I managed to get hold of the emergency social work team for adult services on Sunday, thanks to a few replies on mumsnet.

On Monday I got a call from the Enablement team - they come in to do meals and personal care for four weeks or so. They'll do the cooking or help whilst the person cooks or just stand by to help if that's what the person wants - just helping to keep them out of hospital.

They are coming in three times a day from today, Tuesday. They've arranged for mum to get a perch stool for washing in the bathroom, a commode so she isn't trapsing to the loo in the night, a raised loo seat and a bed lever to help herself out of bed.

The GP has ordered urine and blood tests to check for infections causing the confusion and dizziness and has also arranged a referral to older person psychiatric team to check if there is any early dementia signs in case an infection is hiding something more - as she said the sooner dementia is identified (if it's there) the sooner services can get into place.

The GP also contacted the rapid response social care section and they contacted the intermediate care team who normally only get involved when someone has been in hospital. They rang me to say they will arrange to see her next week when the bruising has subsided to see if physio is needed.

* RECORDS PROVIDED
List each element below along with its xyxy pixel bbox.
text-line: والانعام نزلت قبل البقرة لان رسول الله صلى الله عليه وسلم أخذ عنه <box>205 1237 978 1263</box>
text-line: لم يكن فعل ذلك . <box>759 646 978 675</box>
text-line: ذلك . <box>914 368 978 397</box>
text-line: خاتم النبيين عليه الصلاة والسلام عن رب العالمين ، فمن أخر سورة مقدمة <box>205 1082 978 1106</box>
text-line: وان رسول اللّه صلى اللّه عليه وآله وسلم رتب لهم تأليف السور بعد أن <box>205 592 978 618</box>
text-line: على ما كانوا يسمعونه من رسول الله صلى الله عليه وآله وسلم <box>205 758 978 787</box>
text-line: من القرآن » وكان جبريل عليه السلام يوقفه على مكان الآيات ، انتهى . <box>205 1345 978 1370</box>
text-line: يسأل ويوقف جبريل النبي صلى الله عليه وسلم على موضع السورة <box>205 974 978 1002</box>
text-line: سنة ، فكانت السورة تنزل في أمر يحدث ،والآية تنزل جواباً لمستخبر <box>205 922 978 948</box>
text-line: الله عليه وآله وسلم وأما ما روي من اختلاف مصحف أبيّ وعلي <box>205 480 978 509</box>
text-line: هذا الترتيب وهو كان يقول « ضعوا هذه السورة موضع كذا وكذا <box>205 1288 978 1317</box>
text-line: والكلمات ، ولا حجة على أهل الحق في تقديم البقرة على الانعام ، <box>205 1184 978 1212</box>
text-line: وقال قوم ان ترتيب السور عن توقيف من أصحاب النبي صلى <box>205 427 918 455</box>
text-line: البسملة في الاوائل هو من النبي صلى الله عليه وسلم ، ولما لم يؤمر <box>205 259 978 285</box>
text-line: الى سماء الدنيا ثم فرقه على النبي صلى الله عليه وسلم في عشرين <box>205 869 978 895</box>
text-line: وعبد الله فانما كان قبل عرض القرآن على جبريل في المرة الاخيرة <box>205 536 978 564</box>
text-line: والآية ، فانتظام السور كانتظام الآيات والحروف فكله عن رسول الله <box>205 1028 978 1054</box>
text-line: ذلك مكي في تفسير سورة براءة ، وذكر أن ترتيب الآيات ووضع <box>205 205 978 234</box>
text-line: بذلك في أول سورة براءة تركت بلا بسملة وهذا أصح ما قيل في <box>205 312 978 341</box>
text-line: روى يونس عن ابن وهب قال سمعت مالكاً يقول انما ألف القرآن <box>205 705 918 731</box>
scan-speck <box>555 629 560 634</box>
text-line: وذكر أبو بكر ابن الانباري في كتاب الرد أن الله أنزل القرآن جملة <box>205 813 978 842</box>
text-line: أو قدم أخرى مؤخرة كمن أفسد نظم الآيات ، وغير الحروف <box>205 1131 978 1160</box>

* TASK REQUIREMENTS
1 - For the text about arranging care for mum, state whether each statement agrees with it. Answer yes or no, and quote the deciding words. (a) The Enablement team will visit three times a day. (b) The GP ordered only blood tests. (c) The intermediate care team normally gets involved only when someone has been in hospital.
2 - In the text about arranging care for mum, rename "Enablement team" as "reablement team". Write out the passage from "I managed to" to "out of hospital." with that change.
3 - Go on with the text about arranging care for mum from the point where it stops.

* EXERCISE ANSWERS
1 -
(a) Yes: "They are coming in three times a day from today, Tuesday."
(b) No: "The GP has ordered urine and blood tests"
(c) Yes: "who normally only get involved when someone has been in hospital"

2 -
I managed to get hold of the emergency social work team for adult services on Sunday, thanks to a few replies on mumsnet.

On Monday I got a call from the reablement team - they come in to do meals and personal care for four weeks or so. They'll do the cooking or help whilst the person cooks or just stand by to help if that's what the person wants - just helping to keep them out of hospital.

3 -
I'm amazed how all the services are contacting each other and moving mum through the system. We have care in the home at the moment and services ready to step in once she's through the initial stage. So two days after I posted she seems to be getting a lot of help.

The GP has said she wants to keep mum out of hospital as acute wards are often, by their nature, full of people with infections even in the cleanest wards - visitors bring in colds and flu even before they know they have them for example. If mum does have an infection herself she's vulnerable to more. The GP feels she's better off with support in an environment that mainly has germs she's immune to rather than putting in with germs her body isn't capable of fighting at the moment.

So I'm keeping my fingers crossed that all the above will work.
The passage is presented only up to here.